** Information shown **
----------------------------------------

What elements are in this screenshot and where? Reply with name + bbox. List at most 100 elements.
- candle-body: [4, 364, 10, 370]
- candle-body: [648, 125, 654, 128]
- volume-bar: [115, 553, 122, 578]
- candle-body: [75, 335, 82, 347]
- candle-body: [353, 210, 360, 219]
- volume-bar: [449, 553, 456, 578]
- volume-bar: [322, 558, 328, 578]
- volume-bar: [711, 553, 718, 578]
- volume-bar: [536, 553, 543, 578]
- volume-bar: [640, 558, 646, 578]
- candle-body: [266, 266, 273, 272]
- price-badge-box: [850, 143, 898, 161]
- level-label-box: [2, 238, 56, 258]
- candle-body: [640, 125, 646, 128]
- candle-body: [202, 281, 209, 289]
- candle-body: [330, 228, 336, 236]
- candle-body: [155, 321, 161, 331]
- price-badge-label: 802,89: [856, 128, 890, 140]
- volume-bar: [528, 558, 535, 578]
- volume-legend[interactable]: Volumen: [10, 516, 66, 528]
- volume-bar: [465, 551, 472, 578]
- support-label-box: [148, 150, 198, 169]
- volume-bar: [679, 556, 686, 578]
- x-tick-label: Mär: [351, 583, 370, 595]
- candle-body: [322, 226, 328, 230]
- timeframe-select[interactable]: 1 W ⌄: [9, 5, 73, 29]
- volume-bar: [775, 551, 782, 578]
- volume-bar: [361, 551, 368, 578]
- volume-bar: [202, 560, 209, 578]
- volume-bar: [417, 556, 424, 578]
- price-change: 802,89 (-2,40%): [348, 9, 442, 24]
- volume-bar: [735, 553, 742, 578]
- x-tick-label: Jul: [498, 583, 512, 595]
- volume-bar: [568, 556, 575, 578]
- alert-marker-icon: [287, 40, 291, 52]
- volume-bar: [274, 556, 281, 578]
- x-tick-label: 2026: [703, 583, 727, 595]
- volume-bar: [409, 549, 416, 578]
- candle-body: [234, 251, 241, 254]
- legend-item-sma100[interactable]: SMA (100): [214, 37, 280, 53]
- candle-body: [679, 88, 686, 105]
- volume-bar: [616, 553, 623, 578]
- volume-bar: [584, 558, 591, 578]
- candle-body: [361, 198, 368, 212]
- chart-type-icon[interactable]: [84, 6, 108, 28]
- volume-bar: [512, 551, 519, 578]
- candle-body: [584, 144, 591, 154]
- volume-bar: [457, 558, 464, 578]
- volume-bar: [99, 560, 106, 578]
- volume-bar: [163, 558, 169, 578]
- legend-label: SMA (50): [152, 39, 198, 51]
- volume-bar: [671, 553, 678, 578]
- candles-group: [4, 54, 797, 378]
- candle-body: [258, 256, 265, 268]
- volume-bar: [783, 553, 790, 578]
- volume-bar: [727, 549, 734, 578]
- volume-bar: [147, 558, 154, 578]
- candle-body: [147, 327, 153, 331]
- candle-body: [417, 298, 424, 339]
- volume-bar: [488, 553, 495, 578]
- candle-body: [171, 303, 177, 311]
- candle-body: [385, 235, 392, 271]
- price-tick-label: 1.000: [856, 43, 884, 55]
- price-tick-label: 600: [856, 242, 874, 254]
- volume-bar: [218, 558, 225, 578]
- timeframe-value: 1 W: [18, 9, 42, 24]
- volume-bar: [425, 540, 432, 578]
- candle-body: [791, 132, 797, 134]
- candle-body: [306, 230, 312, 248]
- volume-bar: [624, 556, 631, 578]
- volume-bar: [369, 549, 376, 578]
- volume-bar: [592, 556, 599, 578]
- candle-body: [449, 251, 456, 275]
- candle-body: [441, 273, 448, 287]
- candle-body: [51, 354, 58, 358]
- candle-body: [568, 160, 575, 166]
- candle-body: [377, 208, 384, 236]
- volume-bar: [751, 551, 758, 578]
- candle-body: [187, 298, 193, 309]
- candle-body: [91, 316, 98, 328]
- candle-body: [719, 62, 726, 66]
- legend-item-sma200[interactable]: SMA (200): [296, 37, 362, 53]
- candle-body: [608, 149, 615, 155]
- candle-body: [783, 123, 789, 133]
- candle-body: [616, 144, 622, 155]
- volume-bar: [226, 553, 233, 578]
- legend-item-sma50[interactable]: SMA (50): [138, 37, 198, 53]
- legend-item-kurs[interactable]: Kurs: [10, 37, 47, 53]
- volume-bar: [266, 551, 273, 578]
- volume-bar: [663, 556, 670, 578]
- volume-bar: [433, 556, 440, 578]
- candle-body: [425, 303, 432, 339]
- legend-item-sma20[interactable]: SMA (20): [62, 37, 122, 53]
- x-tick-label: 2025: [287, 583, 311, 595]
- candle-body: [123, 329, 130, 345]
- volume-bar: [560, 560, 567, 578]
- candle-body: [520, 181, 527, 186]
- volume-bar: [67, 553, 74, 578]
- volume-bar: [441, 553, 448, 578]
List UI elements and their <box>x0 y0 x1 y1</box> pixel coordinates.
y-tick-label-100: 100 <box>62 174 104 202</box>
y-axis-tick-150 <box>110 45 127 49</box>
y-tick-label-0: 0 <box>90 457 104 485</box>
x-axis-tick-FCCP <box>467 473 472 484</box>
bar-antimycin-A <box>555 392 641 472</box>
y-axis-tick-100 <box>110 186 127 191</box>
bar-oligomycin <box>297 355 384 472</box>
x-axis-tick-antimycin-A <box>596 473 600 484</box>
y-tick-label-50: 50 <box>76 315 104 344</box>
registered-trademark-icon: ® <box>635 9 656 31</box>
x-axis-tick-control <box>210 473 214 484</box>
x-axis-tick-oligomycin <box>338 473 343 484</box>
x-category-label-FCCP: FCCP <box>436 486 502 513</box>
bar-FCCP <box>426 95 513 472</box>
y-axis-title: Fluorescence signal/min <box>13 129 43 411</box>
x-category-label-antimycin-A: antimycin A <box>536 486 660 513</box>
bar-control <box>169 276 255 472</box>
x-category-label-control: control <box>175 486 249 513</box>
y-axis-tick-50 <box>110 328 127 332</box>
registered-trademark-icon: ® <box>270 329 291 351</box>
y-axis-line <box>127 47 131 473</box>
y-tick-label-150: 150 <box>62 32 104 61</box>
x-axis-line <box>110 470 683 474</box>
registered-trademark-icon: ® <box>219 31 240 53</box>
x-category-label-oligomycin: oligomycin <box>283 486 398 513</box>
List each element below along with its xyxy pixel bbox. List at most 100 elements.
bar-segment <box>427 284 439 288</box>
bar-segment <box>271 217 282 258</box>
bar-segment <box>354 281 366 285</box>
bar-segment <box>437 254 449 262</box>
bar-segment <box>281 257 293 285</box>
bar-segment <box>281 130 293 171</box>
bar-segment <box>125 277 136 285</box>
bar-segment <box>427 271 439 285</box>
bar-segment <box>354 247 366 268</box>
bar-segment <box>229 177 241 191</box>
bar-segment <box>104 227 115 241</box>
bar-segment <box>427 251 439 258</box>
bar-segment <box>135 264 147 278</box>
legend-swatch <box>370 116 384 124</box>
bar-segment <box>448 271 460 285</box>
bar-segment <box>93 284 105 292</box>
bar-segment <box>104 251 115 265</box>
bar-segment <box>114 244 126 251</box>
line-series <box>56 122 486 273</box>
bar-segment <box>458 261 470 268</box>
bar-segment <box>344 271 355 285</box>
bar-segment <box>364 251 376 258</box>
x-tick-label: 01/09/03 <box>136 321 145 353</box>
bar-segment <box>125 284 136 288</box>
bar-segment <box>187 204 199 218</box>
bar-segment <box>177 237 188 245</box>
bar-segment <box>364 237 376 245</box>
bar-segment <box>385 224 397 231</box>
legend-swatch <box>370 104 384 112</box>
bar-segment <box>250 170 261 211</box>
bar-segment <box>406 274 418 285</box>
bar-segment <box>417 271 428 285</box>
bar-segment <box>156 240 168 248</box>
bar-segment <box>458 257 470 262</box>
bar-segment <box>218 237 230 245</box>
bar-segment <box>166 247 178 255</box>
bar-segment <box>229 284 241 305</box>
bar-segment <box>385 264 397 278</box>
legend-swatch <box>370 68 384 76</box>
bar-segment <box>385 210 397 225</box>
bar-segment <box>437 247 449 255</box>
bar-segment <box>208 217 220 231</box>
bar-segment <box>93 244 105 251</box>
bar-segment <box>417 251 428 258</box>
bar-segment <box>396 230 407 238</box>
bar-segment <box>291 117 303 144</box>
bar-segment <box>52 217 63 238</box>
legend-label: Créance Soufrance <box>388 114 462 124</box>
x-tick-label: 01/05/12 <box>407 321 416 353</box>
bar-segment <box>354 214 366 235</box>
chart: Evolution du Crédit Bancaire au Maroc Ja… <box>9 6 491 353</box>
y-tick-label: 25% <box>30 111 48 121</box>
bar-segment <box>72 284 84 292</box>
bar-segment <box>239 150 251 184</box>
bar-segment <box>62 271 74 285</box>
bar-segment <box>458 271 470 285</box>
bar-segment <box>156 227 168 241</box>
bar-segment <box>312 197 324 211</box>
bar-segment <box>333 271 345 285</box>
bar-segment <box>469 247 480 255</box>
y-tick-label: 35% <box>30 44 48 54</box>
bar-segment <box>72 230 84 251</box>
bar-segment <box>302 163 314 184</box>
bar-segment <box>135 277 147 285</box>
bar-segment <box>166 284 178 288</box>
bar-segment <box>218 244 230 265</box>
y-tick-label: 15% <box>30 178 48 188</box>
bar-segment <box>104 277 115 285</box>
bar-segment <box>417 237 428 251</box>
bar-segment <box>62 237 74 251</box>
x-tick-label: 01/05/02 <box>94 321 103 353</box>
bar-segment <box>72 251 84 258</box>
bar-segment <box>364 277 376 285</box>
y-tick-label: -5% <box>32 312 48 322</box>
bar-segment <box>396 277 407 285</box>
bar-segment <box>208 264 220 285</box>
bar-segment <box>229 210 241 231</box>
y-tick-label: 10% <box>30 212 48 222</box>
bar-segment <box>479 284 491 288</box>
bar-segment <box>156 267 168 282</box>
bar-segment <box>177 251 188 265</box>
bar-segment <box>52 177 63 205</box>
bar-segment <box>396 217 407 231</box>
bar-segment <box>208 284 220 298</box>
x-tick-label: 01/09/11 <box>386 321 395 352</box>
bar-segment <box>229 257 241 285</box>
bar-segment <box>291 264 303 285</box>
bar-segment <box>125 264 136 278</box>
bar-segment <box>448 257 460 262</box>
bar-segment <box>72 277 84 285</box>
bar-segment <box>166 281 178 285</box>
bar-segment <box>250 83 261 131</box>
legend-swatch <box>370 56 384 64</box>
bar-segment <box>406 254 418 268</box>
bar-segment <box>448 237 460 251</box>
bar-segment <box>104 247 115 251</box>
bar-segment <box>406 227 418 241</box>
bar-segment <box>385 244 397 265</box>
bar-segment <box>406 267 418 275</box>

----------------------------------------

** Directions for this task **
Write out, word for word, the lines above from the first one through the line holding "- volume-bar: [449, 553, 456, 578]", inclusive.

** Correct response **
What elements are in this screenshot and where? Reply with name + bbox. List at most 100 elements.
- candle-body: [4, 364, 10, 370]
- candle-body: [648, 125, 654, 128]
- volume-bar: [115, 553, 122, 578]
- candle-body: [75, 335, 82, 347]
- candle-body: [353, 210, 360, 219]
- volume-bar: [449, 553, 456, 578]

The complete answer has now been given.